Arrange the lines of the records between the one holding "button[interactable]: readahead xyxy=(0,549,360,575)" and the one holding "staticText: 12.55 GB xyxy=(155,444,218,464)", inclusive, as a JSON list of strings, one string per line and blank lines skipped.
>> start
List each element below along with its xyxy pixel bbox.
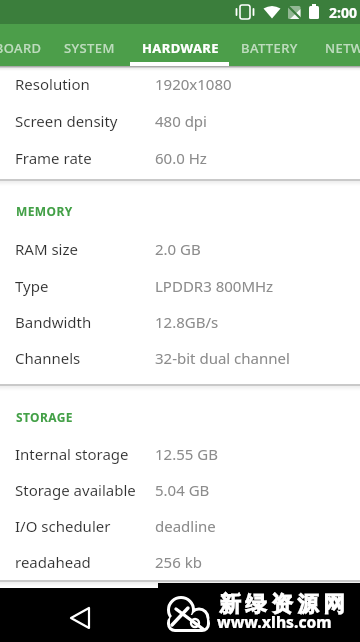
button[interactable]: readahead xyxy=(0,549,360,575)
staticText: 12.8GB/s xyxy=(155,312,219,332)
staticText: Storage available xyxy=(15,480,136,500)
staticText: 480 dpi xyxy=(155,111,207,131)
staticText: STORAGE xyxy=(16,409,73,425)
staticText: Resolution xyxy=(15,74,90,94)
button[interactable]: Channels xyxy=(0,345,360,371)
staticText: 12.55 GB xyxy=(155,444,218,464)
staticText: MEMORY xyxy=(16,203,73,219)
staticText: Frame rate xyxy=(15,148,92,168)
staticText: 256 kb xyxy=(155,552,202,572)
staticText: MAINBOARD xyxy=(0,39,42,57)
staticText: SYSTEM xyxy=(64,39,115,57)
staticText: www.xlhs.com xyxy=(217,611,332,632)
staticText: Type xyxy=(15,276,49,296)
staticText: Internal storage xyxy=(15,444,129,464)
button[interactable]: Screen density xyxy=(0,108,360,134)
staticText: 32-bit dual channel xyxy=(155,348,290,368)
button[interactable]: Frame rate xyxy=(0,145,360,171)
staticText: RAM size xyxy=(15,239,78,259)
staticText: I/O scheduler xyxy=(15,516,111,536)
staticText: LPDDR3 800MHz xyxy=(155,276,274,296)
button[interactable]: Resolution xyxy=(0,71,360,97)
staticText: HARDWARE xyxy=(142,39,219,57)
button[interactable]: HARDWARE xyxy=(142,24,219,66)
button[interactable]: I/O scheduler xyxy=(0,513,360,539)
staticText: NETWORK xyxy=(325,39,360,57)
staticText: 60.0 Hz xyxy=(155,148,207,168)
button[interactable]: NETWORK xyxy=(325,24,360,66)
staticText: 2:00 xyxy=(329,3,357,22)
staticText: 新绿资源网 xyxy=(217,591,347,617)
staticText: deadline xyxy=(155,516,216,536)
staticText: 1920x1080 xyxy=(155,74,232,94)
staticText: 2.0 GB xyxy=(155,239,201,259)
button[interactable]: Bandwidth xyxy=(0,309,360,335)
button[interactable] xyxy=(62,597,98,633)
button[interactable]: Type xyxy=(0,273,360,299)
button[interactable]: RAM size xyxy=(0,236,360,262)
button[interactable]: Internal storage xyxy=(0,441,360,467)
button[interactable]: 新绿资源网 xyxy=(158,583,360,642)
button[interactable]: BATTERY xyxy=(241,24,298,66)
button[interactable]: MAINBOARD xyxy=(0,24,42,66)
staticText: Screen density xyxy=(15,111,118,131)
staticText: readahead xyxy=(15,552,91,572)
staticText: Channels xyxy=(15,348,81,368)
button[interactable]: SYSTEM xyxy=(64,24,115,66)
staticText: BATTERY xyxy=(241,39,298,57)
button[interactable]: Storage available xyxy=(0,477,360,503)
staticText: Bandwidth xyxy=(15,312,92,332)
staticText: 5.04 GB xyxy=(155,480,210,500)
>> end
Written solution »
[
  "button[interactable]: readahead xyxy=(0,549,360,575)",
  "staticText: 12.8GB/s xyxy=(155,312,219,332)",
  "staticText: Storage available xyxy=(15,480,136,500)",
  "staticText: 480 dpi xyxy=(155,111,207,131)",
  "staticText: STORAGE xyxy=(16,409,73,425)",
  "staticText: Resolution xyxy=(15,74,90,94)",
  "button[interactable]: Channels xyxy=(0,345,360,371)",
  "staticText: 12.55 GB xyxy=(155,444,218,464)"
]